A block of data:
_ _ _ _ _ _ _
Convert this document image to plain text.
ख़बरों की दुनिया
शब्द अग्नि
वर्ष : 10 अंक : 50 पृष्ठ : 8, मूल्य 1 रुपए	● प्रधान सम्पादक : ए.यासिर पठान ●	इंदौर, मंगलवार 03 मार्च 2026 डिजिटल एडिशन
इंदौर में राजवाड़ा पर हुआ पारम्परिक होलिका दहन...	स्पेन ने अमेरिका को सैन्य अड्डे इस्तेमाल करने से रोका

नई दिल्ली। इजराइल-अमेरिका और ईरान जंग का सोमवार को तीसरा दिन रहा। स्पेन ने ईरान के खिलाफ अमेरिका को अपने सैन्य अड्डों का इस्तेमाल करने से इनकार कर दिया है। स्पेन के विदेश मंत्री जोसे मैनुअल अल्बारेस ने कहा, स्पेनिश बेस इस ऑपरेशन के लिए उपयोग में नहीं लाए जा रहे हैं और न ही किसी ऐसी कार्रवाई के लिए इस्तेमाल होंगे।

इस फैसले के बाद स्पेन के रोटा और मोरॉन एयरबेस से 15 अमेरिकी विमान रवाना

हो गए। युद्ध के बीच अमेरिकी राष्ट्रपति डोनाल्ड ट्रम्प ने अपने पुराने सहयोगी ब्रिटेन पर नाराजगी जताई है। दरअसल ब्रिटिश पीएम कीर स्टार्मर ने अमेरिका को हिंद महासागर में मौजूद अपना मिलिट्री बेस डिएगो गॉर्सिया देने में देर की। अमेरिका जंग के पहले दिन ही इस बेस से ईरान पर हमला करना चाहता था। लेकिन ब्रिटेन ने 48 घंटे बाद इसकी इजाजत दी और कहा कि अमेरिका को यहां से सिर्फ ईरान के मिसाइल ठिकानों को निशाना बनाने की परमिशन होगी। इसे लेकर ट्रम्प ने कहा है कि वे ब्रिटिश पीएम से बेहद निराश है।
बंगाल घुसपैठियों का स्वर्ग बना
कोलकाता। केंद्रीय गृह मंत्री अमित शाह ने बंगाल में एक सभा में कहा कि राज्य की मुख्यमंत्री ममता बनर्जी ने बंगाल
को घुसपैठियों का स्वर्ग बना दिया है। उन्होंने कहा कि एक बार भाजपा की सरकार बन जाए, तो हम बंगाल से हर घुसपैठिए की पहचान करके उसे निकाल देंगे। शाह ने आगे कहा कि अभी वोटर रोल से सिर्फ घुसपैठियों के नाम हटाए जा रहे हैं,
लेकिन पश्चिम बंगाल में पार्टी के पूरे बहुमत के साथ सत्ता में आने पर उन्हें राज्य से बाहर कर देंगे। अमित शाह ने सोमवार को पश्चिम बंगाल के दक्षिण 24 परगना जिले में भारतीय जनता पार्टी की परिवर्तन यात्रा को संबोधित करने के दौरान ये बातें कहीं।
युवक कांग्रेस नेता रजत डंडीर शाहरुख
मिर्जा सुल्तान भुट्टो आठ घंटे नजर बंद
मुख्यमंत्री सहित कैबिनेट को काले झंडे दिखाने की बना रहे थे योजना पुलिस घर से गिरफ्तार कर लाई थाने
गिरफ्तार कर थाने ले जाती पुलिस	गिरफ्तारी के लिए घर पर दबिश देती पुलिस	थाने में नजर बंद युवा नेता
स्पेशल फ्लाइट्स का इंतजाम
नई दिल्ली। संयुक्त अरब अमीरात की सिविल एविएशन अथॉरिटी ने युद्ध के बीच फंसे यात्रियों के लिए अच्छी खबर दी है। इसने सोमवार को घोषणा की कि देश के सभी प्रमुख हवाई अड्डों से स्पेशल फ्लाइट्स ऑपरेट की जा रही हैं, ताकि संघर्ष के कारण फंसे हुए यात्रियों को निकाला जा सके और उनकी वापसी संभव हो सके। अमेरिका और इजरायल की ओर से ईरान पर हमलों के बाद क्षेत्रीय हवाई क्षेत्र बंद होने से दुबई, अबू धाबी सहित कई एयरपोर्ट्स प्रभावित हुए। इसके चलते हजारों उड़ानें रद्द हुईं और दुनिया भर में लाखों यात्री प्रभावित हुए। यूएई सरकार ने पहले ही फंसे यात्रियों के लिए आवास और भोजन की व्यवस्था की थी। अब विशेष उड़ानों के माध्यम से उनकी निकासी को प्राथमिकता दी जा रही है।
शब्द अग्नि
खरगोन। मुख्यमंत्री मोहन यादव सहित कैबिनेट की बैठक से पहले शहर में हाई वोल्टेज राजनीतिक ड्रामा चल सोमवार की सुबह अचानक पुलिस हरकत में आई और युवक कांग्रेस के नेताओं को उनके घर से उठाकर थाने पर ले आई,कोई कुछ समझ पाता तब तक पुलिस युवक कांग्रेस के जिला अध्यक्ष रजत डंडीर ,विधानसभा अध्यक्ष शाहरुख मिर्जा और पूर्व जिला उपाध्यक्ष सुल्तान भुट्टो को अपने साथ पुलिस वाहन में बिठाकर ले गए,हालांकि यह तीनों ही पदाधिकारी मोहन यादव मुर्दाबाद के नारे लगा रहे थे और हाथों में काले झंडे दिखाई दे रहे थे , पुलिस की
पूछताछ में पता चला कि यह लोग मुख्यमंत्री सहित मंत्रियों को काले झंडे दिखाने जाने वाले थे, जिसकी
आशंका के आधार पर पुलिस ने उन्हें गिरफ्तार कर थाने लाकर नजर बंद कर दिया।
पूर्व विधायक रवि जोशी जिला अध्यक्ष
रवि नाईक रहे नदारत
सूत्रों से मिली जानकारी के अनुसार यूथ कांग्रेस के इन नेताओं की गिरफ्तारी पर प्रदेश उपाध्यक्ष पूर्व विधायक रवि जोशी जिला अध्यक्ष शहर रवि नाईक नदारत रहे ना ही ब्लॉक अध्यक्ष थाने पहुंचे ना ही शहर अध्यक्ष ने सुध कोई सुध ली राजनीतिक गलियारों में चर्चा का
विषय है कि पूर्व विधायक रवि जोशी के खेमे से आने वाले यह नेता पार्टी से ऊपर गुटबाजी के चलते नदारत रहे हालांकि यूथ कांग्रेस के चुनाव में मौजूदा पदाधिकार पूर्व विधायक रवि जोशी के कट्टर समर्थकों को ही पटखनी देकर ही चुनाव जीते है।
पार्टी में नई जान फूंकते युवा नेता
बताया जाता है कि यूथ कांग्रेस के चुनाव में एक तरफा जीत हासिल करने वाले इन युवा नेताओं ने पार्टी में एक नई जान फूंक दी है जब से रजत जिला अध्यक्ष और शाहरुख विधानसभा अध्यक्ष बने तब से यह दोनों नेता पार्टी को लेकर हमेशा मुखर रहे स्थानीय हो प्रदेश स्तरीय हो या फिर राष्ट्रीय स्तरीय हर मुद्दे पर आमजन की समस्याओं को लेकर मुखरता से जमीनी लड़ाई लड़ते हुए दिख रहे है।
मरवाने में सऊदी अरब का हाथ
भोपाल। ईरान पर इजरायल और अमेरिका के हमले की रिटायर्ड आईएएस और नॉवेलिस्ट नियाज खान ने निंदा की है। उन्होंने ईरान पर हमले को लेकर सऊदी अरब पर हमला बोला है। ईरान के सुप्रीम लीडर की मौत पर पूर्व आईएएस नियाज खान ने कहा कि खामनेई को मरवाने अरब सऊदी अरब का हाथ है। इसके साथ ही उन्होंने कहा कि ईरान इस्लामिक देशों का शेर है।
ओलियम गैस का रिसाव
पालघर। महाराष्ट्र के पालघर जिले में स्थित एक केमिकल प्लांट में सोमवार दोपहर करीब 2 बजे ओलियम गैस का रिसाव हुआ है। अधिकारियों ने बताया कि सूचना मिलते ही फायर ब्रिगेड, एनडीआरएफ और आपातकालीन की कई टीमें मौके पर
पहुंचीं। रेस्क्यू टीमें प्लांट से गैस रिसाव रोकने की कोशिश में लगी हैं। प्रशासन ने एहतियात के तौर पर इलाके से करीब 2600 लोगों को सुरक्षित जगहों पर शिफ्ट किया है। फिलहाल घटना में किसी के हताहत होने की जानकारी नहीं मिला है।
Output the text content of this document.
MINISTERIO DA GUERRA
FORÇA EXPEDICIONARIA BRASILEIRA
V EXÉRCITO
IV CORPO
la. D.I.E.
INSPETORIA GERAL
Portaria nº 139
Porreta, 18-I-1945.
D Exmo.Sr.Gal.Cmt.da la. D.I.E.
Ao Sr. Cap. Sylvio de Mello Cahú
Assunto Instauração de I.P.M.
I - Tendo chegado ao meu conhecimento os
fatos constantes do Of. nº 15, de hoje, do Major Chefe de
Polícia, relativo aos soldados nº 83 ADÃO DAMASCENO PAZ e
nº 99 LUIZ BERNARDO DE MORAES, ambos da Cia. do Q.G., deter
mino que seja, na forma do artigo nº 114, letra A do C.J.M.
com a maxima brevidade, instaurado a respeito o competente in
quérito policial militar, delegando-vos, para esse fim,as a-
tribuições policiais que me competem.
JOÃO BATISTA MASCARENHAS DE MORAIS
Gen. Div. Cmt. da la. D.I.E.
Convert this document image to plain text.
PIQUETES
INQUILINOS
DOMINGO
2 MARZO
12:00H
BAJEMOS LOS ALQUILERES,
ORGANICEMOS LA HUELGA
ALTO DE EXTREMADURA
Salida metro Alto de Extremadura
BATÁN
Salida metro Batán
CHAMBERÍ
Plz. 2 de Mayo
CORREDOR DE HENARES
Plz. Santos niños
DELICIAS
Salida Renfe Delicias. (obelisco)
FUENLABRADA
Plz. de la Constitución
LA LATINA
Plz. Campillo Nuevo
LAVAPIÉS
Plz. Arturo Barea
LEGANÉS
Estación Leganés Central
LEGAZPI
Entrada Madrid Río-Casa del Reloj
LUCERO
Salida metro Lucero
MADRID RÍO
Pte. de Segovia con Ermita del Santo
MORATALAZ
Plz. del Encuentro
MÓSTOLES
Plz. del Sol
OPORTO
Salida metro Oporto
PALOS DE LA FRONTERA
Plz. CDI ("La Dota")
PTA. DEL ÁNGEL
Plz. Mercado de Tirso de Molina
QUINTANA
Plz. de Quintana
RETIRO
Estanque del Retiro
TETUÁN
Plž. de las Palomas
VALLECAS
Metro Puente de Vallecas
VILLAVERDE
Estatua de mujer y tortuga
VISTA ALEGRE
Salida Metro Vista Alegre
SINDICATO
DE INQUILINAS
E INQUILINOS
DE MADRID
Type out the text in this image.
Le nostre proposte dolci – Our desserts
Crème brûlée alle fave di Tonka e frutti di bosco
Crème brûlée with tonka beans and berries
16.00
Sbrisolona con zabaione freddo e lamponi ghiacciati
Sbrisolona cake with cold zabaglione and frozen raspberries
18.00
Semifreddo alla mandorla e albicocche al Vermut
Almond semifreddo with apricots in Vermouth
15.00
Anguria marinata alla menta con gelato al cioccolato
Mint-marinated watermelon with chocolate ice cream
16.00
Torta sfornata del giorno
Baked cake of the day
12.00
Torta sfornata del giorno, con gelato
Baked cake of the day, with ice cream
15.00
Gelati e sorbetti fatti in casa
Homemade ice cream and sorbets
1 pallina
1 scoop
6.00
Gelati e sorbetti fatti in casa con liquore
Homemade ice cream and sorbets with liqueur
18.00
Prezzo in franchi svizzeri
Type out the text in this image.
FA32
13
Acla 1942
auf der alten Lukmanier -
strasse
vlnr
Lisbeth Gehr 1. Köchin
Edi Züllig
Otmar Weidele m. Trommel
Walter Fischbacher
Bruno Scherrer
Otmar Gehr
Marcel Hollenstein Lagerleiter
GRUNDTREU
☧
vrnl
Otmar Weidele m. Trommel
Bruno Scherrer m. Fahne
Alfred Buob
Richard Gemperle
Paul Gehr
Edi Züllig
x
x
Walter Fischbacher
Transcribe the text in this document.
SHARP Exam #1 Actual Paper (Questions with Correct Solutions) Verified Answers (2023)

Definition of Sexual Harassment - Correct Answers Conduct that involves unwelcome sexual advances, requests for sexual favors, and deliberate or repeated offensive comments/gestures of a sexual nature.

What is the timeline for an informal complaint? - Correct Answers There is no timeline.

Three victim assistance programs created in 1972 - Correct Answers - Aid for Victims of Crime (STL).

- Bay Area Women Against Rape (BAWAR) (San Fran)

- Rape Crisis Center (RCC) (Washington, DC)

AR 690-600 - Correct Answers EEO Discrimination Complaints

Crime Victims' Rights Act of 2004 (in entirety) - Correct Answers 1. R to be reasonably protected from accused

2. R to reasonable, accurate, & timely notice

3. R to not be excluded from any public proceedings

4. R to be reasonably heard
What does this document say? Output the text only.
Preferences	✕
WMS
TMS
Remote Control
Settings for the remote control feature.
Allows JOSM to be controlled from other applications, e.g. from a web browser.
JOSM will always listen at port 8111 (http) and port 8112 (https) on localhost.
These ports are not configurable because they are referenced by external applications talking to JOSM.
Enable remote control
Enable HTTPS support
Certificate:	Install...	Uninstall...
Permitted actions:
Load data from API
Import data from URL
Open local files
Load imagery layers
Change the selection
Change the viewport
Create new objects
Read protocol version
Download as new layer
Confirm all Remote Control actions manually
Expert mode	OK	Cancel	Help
_ _ _ _ _ _ _
__WORK TO BE COMPLETED__
Scan the material above. Extract every line in which the word "Gelati" occurs.

__TASK ANSWER__
Gelati e sorbetti fatti in casa
Gelati e sorbetti fatti in casa con liquore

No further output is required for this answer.